STATED GOAL: Quote all of the data below exactly, please.

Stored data
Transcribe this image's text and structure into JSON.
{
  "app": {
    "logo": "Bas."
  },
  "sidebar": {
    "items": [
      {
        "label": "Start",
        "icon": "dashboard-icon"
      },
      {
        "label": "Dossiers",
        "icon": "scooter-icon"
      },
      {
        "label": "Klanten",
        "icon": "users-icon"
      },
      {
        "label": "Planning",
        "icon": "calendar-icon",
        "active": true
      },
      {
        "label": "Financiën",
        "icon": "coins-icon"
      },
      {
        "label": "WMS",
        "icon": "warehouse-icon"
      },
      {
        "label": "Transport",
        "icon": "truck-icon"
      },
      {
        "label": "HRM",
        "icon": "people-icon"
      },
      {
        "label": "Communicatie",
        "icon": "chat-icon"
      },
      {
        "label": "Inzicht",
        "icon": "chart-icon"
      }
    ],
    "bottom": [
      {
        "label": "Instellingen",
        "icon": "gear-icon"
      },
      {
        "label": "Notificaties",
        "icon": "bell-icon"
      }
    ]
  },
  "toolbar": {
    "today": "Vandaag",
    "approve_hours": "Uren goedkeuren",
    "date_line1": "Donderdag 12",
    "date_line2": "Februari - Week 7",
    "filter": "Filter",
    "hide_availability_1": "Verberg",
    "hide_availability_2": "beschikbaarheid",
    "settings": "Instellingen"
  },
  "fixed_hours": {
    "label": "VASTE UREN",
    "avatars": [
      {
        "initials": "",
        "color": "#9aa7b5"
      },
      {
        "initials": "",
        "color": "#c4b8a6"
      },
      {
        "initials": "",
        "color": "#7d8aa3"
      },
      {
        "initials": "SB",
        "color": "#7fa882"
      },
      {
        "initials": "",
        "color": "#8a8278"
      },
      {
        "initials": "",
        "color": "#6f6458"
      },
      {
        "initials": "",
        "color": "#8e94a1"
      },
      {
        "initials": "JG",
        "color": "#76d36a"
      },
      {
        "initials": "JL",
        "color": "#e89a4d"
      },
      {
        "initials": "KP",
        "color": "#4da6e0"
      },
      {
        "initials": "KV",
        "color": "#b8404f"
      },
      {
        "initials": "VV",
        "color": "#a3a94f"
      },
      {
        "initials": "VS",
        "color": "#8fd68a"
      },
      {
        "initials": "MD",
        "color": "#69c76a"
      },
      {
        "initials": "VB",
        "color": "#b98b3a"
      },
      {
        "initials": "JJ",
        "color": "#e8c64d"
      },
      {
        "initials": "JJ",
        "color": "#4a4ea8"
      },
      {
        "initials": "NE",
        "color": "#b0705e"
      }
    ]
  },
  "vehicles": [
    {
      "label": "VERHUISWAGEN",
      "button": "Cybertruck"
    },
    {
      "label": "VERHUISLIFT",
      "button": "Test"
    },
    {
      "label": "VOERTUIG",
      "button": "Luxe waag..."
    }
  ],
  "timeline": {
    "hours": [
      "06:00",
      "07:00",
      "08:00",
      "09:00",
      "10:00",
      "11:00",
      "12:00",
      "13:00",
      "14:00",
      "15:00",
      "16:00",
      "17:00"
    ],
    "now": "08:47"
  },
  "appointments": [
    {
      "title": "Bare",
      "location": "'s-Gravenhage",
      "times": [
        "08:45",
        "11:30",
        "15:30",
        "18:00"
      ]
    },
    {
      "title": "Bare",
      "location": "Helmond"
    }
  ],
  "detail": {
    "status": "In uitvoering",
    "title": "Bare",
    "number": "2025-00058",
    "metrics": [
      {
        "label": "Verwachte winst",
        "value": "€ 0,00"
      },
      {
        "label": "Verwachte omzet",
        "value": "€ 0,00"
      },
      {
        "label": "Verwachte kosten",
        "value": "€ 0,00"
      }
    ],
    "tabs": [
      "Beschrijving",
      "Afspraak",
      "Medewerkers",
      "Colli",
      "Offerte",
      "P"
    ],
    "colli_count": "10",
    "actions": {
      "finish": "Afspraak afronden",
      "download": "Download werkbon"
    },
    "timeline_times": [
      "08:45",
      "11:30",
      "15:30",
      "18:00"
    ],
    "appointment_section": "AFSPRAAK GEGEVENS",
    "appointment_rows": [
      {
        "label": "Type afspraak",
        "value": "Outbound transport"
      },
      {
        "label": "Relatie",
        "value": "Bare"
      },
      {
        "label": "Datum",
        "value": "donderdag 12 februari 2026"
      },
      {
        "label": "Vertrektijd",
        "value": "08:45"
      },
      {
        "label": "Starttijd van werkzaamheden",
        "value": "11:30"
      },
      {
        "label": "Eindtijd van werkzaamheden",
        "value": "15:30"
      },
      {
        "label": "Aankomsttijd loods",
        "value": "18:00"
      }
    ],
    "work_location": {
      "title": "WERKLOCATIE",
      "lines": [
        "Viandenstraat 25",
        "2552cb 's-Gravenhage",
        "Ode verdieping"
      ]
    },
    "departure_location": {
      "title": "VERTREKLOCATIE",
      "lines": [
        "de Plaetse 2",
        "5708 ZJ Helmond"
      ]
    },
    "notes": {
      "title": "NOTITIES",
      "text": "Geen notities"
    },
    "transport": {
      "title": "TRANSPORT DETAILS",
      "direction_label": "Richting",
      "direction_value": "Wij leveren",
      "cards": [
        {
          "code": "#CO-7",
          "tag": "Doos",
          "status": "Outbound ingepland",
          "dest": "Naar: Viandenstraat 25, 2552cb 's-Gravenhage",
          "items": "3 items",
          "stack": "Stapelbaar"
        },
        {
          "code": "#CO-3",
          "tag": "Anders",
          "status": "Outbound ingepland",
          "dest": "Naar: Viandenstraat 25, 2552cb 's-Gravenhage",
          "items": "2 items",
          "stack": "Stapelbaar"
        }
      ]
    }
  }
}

PROBLEM SOLUTION:
Transcribe this image's text and structure into JSON.
{
  "app": {
    "logo": "Bas."
  },
  "sidebar": {
    "items": [
      {
        "label": "Start",
        "icon": "dashboard-icon"
      },
      {
        "label": "Dossiers",
        "icon": "scooter-icon"
      },
      {
        "label": "Klanten",
        "icon": "users-icon"
      },
      {
        "label": "Planning",
        "icon": "calendar-icon",
        "active": true
      },
      {
        "label": "Financiën",
        "icon": "coins-icon"
      },
      {
        "label": "WMS",
        "icon": "warehouse-icon"
      },
      {
        "label": "Transport",
        "icon": "truck-icon"
      },
      {
        "label": "HRM",
        "icon": "people-icon"
      },
      {
        "label": "Communicatie",
        "icon": "chat-icon"
      },
      {
        "label": "Inzicht",
        "icon": "chart-icon"
      }
    ],
    "bottom": [
      {
        "label": "Instellingen",
        "icon": "gear-icon"
      },
      {
        "label": "Notificaties",
        "icon": "bell-icon"
      }
    ]
  },
  "toolbar": {
    "today": "Vandaag",
    "approve_hours": "Uren goedkeuren",
    "date_line1": "Donderdag 12",
    "date_line2": "Februari - Week 7",
    "filter": "Filter",
    "hide_availability_1": "Verberg",
    "hide_availability_2": "beschikbaarheid",
    "settings": "Instellingen"
  },
  "fixed_hours": {
    "label": "VASTE UREN",
    "avatars": [
      {
        "initials": "",
        "color": "#9aa7b5"
      },
      {
        "initials": "",
        "color": "#c4b8a6"
      },
      {
        "initials": "",
        "color": "#7d8aa3"
      },
      {
        "initials": "SB",
        "color": "#7fa882"
      },
      {
        "initials": "",
        "color": "#8a8278"
      },
      {
        "initials": "",
        "color": "#6f6458"
      },
      {
        "initials": "",
        "color": "#8e94a1"
      },
      {
        "initials": "JG",
        "color": "#76d36a"
      },
      {
        "initials": "JL",
        "color": "#e89a4d"
      },
      {
        "initials": "KP",
        "color": "#4da6e0"
      },
      {
        "initials": "KV",
        "color": "#b8404f"
      },
      {
        "initials": "VV",
        "color": "#a3a94f"
      },
      {
        "initials": "VS",
        "color": "#8fd68a"
      },
      {
        "initials": "MD",
        "color": "#69c76a"
      },
      {
        "initials": "VB",
        "color": "#b98b3a"
      },
      {
        "initials": "JJ",
        "color": "#e8c64d"
      },
      {
        "initials": "JJ",
        "color": "#4a4ea8"
      },
      {
        "initials": "NE",
        "color": "#b0705e"
      }
    ]
  },
  "vehicles": [
    {
      "label": "VERHUISWAGEN",
      "button": "Cybertruck"
    },
    {
      "label": "VERHUISLIFT",
      "button": "Test"
    },
    {
      "label": "VOERTUIG",
      "button": "Luxe waag..."
    }
  ],
  "timeline": {
    "hours": [
      "06:00",
      "07:00",
      "08:00",
      "09:00",
      "10:00",
      "11:00",
      "12:00",
      "13:00",
      "14:00",
      "15:00",
      "16:00",
      "17:00"
    ],
    "now": "08:47"
  },
  "appointments": [
    {
      "title": "Bare",
      "location": "'s-Gravenhage",
      "times": [
        "08:45",
        "11:30",
        "15:30",
        "18:00"
      ]
    },
    {
      "title": "Bare",
      "location": "Helmond"
    }
  ],
  "detail": {
    "status": "In uitvoering",
    "title": "Bare",
    "number": "2025-00058",
    "metrics": [
      {
        "label": "Verwachte winst",
        "value": "€ 0,00"
      },
      {
        "label": "Verwachte omzet",
        "value": "€ 0,00"
      },
      {
        "label": "Verwachte kosten",
        "value": "€ 0,00"
      }
    ],
    "tabs": [
      "Beschrijving",
      "Afspraak",
      "Medewerkers",
      "Colli",
      "Offerte",
      "P"
    ],
    "colli_count": "10",
    "actions": {
      "finish": "Afspraak afronden",
      "download": "Download werkbon"
    },
    "timeline_times": [
      "08:45",
      "11:30",
      "15:30",
      "18:00"
    ],
    "appointment_section": "AFSPRAAK GEGEVENS",
    "appointment_rows": [
      {
        "label": "Type afspraak",
        "value": "Outbound transport"
      },
      {
        "label": "Relatie",
        "value": "Bare"
      },
      {
        "label": "Datum",
        "value": "donderdag 12 februari 2026"
      },
      {
        "label": "Vertrektijd",
        "value": "08:45"
      },
      {
        "label": "Starttijd van werkzaamheden",
        "value": "11:30"
      },
      {
        "label": "Eindtijd van werkzaamheden",
        "value": "15:30"
      },
      {
        "label": "Aankomsttijd loods",
        "value": "18:00"
      }
    ],
    "work_location": {
      "title": "WERKLOCATIE",
      "lines": [
        "Viandenstraat 25",
        "2552cb 's-Gravenhage",
        "Ode verdieping"
      ]
    },
    "departure_location": {
      "title": "VERTREKLOCATIE",
      "lines": [
        "de Plaetse 2",
        "5708 ZJ Helmond"
      ]
    },
    "notes": {
      "title": "NOTITIES",
      "text": "Geen notities"
    },
    "transport": {
      "title": "TRANSPORT DETAILS",
      "direction_label": "Richting",
      "direction_value": "Wij leveren",
      "cards": [
        {
          "code": "#CO-7",
          "tag": "Doos",
          "status": "Outbound ingepland",
          "dest": "Naar: Viandenstraat 25, 2552cb 's-Gravenhage",
          "items": "3 items",
          "stack": "Stapelbaar"
        },
        {
          "code": "#CO-3",
          "tag": "Anders",
          "status": "Outbound ingepland",
          "dest": "Naar: Viandenstraat 25, 2552cb 's-Gravenhage",
          "items": "2 items",
          "stack": "Stapelbaar"
        }
      ]
    }
  }
}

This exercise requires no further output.